## TASK GOAL
Wherever the word "Directeurs" appears in a line, extract that line.

Data entries
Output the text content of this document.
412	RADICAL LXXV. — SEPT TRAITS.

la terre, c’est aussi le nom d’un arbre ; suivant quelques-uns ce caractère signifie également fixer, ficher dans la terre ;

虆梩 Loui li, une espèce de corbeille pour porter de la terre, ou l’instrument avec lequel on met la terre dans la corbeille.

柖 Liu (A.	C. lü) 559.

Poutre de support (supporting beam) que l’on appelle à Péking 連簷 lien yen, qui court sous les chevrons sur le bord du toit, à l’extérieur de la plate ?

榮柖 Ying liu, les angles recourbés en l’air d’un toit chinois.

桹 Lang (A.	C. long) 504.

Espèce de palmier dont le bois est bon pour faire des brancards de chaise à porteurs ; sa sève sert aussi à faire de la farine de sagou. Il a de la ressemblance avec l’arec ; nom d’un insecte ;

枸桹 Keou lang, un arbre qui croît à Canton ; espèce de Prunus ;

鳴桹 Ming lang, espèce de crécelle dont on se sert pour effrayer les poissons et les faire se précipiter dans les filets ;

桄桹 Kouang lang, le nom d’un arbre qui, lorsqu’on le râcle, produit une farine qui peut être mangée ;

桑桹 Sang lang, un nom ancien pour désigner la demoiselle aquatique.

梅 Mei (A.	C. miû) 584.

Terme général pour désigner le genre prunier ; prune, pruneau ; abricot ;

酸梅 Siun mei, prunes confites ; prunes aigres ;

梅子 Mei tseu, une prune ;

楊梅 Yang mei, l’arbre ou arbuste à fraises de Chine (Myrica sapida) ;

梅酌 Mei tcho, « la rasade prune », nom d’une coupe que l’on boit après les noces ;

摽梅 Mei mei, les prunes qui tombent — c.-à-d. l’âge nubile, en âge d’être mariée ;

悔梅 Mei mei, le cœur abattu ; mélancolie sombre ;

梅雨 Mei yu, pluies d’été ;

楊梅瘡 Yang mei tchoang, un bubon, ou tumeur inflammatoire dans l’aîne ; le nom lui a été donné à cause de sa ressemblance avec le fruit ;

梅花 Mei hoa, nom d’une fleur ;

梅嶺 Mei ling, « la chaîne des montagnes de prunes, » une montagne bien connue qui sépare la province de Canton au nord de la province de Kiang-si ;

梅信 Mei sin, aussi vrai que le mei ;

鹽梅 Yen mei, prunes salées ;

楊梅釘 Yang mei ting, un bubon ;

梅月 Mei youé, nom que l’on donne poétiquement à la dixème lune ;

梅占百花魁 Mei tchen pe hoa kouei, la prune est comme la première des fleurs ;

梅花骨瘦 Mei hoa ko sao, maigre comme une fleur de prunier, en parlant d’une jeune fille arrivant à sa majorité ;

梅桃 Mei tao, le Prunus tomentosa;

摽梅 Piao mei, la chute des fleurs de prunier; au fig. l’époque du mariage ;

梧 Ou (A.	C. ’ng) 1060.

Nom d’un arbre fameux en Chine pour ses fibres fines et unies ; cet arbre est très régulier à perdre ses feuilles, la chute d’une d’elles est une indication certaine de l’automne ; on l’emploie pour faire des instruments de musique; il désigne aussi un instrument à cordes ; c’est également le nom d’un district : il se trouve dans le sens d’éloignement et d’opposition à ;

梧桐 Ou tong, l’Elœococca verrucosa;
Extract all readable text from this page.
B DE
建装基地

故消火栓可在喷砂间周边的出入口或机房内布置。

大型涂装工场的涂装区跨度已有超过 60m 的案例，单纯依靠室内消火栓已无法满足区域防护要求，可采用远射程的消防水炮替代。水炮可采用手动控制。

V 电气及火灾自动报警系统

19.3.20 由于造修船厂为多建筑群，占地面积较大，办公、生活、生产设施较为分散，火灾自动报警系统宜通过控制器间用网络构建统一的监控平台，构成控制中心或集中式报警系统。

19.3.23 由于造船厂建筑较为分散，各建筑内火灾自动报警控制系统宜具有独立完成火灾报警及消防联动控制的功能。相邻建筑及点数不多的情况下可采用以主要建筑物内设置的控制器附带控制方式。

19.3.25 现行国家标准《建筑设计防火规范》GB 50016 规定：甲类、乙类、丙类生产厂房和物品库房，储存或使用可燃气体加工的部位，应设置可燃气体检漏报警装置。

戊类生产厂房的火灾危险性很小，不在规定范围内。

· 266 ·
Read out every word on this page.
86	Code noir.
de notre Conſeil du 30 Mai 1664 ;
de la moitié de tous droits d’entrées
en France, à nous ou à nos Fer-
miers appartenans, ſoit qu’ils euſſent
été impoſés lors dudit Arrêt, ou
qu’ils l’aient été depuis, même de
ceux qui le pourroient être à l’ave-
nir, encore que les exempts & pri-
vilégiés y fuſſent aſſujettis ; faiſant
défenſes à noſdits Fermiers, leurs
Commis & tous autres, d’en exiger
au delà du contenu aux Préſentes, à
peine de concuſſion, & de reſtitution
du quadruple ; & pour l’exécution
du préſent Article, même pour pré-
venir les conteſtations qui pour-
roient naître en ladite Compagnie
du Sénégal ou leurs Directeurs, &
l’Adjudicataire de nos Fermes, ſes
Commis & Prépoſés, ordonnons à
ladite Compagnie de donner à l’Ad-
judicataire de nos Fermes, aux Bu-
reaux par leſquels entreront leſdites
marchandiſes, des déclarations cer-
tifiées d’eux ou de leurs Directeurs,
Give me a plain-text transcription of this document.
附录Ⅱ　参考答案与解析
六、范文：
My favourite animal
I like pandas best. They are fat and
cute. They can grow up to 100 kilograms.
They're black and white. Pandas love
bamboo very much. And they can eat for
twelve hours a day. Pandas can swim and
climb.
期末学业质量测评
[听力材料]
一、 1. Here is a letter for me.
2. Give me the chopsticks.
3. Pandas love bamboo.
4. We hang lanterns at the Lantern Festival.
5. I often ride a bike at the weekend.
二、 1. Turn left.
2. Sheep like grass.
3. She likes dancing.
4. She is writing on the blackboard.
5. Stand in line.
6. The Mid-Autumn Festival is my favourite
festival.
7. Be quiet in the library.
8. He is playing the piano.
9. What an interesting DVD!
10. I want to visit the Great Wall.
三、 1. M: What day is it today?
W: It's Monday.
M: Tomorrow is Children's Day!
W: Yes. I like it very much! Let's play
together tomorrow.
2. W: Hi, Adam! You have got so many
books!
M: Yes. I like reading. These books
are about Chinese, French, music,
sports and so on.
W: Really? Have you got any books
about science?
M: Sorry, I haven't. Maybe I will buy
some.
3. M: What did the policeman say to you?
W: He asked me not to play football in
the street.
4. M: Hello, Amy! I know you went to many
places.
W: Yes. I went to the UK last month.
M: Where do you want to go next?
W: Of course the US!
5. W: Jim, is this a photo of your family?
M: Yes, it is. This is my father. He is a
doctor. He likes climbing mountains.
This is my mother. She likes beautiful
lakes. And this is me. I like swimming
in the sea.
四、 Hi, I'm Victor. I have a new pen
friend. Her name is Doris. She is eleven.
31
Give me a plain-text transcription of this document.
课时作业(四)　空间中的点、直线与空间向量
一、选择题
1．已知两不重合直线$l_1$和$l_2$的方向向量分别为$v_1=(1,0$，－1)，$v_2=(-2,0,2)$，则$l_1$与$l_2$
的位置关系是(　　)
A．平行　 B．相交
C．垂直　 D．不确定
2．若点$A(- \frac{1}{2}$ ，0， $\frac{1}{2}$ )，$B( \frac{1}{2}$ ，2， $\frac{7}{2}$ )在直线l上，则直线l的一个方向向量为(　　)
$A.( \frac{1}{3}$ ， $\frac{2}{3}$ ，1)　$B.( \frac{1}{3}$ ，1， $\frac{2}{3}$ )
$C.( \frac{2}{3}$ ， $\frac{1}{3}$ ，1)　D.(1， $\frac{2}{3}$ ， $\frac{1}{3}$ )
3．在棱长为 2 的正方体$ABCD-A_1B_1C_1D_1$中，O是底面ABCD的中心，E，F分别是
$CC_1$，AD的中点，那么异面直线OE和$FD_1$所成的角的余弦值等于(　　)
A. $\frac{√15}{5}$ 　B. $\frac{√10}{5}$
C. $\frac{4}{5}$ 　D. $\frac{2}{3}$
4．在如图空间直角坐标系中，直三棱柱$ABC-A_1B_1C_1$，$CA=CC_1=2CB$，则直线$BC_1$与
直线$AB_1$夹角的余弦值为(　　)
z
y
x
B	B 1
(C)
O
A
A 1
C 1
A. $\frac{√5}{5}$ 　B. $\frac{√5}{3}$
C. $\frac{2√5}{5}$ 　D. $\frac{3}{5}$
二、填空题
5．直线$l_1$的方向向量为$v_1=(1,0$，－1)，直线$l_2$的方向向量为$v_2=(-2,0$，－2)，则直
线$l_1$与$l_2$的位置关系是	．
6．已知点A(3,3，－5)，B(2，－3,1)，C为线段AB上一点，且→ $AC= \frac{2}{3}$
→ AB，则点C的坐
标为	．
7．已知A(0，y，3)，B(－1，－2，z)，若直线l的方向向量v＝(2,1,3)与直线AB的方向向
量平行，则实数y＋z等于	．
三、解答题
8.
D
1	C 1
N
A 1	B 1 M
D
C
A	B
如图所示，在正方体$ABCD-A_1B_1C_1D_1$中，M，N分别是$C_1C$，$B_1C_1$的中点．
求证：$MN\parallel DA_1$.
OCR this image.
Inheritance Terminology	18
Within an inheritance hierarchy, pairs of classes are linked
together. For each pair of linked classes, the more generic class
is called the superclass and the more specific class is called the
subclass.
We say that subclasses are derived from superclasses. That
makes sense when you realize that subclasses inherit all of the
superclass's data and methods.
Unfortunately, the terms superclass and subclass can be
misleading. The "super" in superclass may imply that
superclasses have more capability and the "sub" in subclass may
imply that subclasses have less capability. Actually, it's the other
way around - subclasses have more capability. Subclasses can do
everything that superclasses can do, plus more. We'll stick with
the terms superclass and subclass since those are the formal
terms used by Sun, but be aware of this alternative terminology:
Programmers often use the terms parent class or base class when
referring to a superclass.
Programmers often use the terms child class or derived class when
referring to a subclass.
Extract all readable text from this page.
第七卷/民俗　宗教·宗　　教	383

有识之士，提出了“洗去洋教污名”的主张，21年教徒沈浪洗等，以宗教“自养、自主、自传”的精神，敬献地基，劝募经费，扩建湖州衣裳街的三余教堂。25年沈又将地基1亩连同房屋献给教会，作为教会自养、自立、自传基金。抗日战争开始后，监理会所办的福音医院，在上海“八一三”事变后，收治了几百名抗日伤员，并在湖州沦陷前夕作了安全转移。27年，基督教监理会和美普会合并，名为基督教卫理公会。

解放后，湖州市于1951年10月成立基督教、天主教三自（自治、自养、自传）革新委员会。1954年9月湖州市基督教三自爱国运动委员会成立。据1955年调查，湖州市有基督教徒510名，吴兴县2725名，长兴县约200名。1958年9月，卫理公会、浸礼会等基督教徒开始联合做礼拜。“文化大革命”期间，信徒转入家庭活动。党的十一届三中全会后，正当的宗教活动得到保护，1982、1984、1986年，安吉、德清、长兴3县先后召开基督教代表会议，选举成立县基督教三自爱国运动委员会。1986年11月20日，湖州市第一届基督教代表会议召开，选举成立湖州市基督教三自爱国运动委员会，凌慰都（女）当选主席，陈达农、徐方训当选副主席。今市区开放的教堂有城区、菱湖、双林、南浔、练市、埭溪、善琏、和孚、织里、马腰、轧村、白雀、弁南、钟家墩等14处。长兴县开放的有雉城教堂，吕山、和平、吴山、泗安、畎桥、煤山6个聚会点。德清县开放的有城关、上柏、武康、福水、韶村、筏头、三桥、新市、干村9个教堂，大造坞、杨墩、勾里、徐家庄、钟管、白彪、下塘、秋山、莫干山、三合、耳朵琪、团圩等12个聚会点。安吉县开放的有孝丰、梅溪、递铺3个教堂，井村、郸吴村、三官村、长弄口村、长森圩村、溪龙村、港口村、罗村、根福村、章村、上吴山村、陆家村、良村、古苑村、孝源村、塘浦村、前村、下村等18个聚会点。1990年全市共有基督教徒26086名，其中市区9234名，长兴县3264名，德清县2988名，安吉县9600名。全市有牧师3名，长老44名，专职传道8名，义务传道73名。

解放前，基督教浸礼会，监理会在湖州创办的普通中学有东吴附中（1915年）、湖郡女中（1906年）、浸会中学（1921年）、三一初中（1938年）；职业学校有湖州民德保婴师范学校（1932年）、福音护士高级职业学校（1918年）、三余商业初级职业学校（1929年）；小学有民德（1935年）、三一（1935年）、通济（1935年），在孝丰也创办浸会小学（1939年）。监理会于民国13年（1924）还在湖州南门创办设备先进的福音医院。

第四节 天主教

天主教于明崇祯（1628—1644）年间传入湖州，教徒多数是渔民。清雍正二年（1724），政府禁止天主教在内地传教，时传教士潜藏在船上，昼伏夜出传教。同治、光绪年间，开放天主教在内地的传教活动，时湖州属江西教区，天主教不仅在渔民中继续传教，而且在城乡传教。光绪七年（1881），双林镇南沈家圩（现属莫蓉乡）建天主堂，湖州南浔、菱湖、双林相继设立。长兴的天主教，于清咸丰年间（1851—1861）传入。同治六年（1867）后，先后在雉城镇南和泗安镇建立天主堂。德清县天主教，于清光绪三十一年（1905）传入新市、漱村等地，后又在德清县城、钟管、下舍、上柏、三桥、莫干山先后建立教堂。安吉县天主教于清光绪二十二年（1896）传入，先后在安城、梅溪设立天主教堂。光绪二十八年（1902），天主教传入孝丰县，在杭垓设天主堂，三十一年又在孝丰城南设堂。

## RESPONSE TO THIS EXERCISE
du Sénégal ou leurs Directeurs, &
tifiées d’eux ou de leurs Directeurs,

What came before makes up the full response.